| Required action A |
Name every place that the Joplin tornado post says was hit by a tornado.
| Required action B |
For each statement, decide whether the Joplin tornado post agrees with it. Answer yes or no and quote the deciding words. (i) The Joplin tornado began on Sunday evening. (ii) The Joplin tornado injured 200 people. (iii) The Storm Prediction Center ranks the Joplin tornado as the fifth deadliest U.S. tornado of all time.
| Required action C |
Print the part of the Joplin tornado post that begins at the words "Posted by: JeffMasters, 1:50" and stops after the words "costliest tornado of all-time.".

| Document text |

------------------------------

Tuesday, May 24, 2011

Joplin tornado toll at 116; dangerous tornado outbreak expected today

Latest news I saw was 117 dead.

http://www.wunderground.com/blog/JeffMasters/comment.html?entrynum=1808

Posted by: JeffMasters, 1:50 PM GMT on May 24, 2011
Severe weather is expected again today in storm-torn Joplin, Missouri, as rescuers sift through the rubble of their town that was devastated by the deadliest U.S. tornado since at least 1947. A violent high-end EF-4 tornado with winds of 190 – 198 mph carved a 7-mile long, ¾ to one mile-wide path of near-total destruction through Joplin beginning at 5:41pm CDT Sunday evening. In nine terrifying minutes, the tornado killed at least 116 people, injured 500 more, and obliterated huge sections of the town. Damage from the tornado is so severe that pavement was ripped from the ground, and the level of damage is so extreme that this is likely to surpass last month's Tuscaloosa-Birmingham tornado as the costliest tornado of all-time.

ccording to our weather historian, Christopher C. Burt in his post, The World's Deadliest Tornadoes, the death toll of 116 from the Joplin tornado ranks as the deadliest U.S. tornado since at least 1947, when a violent F-5 tornado hit Woodward, Oklahoma, killing 181. However, it is now thought that the Woodward tornado was actually one of a series of tornadoes, and the tornado that hit Woodward killed 107 people. If that is true, we have to back all the way to 1936 to find the last U.S. tornado that killed more people than 2011's Joplin tornado. In 1936, violent tornadoes a day apart hit Tupelo Mississippi (216 killed), and Gainesville, Georgia (203 killed.) NOAA's Storm Prediction Center (SPC) rates this year's Joplin tornado as the 9th deadliest U.S. tornado of all-time.

------------------------------

(Page segmentation data)
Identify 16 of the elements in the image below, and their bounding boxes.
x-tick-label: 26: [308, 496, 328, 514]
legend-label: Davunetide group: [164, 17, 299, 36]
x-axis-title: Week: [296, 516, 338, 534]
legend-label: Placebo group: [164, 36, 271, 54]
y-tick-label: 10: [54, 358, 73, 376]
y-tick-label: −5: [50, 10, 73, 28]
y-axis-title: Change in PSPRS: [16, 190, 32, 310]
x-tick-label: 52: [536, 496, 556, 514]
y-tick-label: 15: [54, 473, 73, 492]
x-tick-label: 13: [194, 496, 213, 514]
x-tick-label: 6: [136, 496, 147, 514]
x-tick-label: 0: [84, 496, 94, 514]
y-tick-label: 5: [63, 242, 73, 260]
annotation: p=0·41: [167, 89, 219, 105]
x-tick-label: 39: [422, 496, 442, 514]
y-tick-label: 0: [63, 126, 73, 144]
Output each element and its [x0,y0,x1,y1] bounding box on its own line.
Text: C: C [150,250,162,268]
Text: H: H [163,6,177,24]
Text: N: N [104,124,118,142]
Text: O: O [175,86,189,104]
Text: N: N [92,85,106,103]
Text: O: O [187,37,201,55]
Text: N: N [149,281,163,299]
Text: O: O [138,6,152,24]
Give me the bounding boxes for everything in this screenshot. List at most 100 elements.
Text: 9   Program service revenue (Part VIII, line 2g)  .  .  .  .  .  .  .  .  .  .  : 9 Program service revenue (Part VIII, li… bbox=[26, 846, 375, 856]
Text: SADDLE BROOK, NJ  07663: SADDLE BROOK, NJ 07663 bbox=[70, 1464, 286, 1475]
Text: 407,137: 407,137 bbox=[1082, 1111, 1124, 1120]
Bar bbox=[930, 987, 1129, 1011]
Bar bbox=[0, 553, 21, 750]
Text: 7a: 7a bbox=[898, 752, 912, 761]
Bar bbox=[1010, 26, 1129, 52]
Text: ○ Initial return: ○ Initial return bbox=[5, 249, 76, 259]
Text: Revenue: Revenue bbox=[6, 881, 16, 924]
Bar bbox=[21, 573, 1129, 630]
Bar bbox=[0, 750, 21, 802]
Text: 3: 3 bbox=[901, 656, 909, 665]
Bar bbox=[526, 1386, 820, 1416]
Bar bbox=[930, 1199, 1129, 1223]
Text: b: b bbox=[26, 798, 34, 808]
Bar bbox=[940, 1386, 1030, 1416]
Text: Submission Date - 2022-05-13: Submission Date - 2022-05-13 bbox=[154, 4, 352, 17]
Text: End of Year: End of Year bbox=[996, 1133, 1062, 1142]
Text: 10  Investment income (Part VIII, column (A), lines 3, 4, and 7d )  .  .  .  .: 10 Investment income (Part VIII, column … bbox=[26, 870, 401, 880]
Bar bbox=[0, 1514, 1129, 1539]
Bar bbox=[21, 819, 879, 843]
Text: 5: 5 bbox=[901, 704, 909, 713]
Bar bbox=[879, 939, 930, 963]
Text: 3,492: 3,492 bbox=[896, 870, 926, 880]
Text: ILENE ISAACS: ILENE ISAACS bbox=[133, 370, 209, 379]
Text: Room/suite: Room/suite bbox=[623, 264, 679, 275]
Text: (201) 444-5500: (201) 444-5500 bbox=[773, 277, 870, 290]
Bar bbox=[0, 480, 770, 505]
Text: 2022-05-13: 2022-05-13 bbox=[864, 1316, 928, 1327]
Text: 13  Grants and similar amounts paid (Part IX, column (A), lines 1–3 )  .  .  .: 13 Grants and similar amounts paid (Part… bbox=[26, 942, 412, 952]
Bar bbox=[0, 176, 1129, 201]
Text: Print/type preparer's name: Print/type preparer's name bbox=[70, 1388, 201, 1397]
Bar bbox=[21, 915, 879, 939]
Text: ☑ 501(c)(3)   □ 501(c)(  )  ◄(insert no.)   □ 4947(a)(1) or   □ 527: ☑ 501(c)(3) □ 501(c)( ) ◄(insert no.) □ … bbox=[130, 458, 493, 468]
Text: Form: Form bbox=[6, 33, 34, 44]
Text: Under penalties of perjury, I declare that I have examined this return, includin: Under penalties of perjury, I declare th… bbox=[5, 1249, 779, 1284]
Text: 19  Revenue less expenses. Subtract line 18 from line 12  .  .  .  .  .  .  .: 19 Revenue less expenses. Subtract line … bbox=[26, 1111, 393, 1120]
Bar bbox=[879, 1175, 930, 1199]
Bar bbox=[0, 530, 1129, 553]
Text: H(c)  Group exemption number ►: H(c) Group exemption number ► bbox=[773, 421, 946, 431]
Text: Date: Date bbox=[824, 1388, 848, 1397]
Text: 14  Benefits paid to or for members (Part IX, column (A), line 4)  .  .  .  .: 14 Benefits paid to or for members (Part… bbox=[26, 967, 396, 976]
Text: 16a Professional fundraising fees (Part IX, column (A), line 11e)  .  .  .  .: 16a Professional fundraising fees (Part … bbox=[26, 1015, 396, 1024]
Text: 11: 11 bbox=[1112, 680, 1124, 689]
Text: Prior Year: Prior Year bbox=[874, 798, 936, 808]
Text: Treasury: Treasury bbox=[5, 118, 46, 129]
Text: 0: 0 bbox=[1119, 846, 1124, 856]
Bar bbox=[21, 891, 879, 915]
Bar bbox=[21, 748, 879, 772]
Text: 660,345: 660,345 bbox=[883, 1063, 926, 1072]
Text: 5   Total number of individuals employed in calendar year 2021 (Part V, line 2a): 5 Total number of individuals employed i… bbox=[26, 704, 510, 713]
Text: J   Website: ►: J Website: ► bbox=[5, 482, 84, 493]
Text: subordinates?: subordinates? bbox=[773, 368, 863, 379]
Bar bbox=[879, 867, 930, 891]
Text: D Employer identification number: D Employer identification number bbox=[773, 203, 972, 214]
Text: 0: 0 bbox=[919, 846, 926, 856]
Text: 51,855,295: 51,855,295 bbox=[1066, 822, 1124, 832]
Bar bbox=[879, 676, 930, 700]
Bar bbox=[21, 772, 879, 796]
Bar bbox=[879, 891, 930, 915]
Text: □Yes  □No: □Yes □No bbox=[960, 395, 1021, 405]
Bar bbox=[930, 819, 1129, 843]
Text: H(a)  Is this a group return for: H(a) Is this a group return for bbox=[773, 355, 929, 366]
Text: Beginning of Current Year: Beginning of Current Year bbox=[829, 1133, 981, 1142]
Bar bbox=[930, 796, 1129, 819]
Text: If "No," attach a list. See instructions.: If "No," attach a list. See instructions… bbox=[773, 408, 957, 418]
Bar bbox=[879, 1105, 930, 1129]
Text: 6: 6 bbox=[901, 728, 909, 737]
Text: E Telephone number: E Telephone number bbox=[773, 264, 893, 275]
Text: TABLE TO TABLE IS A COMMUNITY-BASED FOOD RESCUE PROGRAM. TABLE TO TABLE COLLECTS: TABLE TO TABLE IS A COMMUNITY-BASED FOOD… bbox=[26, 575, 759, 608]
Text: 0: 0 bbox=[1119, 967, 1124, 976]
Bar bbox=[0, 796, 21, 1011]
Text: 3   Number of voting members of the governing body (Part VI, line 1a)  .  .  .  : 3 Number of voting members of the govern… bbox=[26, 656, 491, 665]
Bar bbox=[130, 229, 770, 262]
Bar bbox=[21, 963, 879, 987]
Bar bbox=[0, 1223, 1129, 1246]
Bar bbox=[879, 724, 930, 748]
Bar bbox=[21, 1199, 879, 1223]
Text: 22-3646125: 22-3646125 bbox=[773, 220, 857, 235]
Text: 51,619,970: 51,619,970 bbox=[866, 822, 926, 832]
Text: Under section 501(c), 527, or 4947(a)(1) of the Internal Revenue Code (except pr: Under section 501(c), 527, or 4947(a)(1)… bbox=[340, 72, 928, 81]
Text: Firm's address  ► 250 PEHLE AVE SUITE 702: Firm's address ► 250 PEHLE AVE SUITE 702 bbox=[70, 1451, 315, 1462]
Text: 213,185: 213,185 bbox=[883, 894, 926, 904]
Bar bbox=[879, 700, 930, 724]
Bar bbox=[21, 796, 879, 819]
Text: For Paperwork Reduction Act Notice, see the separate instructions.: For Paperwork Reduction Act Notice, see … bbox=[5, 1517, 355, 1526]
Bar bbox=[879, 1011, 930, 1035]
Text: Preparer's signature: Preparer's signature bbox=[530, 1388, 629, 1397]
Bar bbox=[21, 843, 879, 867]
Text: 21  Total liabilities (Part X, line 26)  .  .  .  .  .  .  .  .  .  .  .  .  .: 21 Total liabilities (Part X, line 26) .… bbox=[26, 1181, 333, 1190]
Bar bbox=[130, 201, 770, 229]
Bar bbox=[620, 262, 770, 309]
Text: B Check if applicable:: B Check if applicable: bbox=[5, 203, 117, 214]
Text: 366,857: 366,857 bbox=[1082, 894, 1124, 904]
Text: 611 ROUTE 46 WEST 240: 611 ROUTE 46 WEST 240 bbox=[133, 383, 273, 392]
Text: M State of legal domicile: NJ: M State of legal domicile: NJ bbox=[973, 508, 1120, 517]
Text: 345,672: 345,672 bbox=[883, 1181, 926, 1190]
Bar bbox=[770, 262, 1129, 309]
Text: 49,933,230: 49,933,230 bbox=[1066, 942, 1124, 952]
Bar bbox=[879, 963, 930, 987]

------------------------------

| Answer area A |
Joplin, Missouri
Tuscaloosa-Birmingham
Woodward, Oklahoma
Tupelo, Mississippi
Gainesville, Georgia

| Answer area B |
(i) Yes: "beginning at 5:41pm CDT Sunday evening"
(ii) No: "injured 500 more"
(iii) No: "rates this year's Joplin tornado as the 9th deadliest U.S. tornado of all-time"

| Answer area C |
Posted by: JeffMasters, 1:50 PM GMT on May 24, 2011
Severe weather is expected again today in storm-torn Joplin, Missouri, as rescuers sift through the rubble of their town that was devastated by the deadliest U.S. tornado since at least 1947. A violent high-end EF-4 tornado with winds of 190 – 198 mph carved a 7-mile long, ¾ to one mile-wide path of near-total destruction through Joplin beginning at 5:41pm CDT Sunday evening. In nine terrifying minutes, the tornado killed at least 116 people, injured 500 more, and obliterated huge sections of the town. Damage from the tornado is so severe that pavement was ripped from the ground, and the level of damage is so extreme that this is likely to surpass last month's Tuscaloosa-Birmingham tornado as the costliest tornado of all-time.